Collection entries

— begin —

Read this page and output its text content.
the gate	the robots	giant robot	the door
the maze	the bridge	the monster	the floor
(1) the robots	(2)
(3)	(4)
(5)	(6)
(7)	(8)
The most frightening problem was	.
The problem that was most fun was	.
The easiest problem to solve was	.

— end —

Given request: Copy all lines from the material that contain "robots".

Task solution:
the gate	the robots	giant robot	the door
(1) the robots	(2)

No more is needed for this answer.